Please extract each line from the entries below that contains the word "layer", copying every such line in full.

++++ DATASET ENTRIES ++++

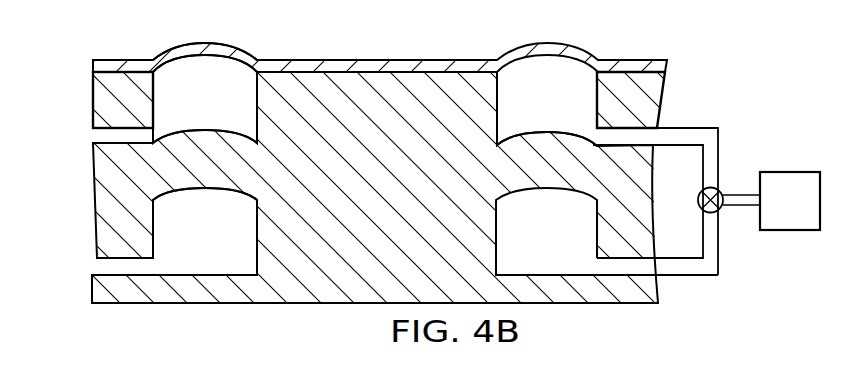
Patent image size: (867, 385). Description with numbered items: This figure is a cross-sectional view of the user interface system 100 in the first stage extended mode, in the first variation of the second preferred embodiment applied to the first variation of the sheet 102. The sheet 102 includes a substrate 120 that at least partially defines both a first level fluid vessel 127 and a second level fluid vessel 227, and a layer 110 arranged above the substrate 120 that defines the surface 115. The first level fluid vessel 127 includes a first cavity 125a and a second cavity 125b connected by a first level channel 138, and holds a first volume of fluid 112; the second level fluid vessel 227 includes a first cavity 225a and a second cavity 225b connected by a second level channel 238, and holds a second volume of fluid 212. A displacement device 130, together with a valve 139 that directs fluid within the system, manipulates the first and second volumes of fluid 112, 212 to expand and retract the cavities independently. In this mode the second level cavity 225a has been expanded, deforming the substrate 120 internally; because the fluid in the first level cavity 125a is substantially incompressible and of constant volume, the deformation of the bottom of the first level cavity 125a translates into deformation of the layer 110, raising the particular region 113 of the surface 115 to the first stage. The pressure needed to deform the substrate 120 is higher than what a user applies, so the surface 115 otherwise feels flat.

The user interface system 100 is at (54, 80).
The sheet 102 is at (82, 60).
The layer 110 is at (115, 65).
The first volume of fluid 112 is at (168, 82).
The particular region of the surface 113 is at (220, 36).
The surface 115 is at (430, 62).
The substrate 120 is at (138, 137).
The first cavity of the first level fluid vessel 125a is at (228, 109).
The second cavity of the first level fluid vessel 125b is at (570, 109).
The first level fluid vessel 127 is at (167, 122).
The displacement device 130 is at (808, 211).
The first level channel 138 is at (102, 135).
The valve 139 is at (720, 191).
The second volume of fluid 212 is at (225, 257).
The first cavity of the second level fluid vessel 225a is at (228, 243).
The second cavity of the second level fluid vessel 225b is at (570, 243).
The second level fluid vessel 227 is at (173, 260).
The second level channel 238 is at (107, 265).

++++

* _TASK ANSWER_:
Patent image size: (867, 385). Description with numbered items: This figure is a cross-sectional view of the user interface system 100 in the first stage extended mode, in the first variation of the second preferred embodiment applied to the first variation of the sheet 102. The sheet 102 includes a substrate 120 that at least partially defines both a first level fluid vessel 127 and a second level fluid vessel 227, and a layer 110 arranged above the substrate 120 that defines the surface 115. The first level fluid vessel 127 includes a first cavity 125a and a second cavity 125b connected by a first level channel 138, and holds a first volume of fluid 112; the second level fluid vessel 227 includes a first cavity 225a and a second cavity 225b connected by a second level channel 238, and holds a second volume of fluid 212. A displacement device 130, together with a valve 139 that directs fluid within the system, manipulates the first and second volumes of fluid 112, 212 to expand and retract the cavities independently. In this mode the second level cavity 225a has been expanded, deforming the substrate 120 internally; because the fluid in the first level cavity 125a is substantially incompressible and of constant volume, the deformation of the bottom of the first level cavity 125a translates into deformation of the layer 110, raising the particular region 113 of the surface 115 to the first stage. The pressure needed to deform the substrate 120 is higher than what a user applies, so the surface 115 otherwise feels flat.
The layer 110 is at (115, 65).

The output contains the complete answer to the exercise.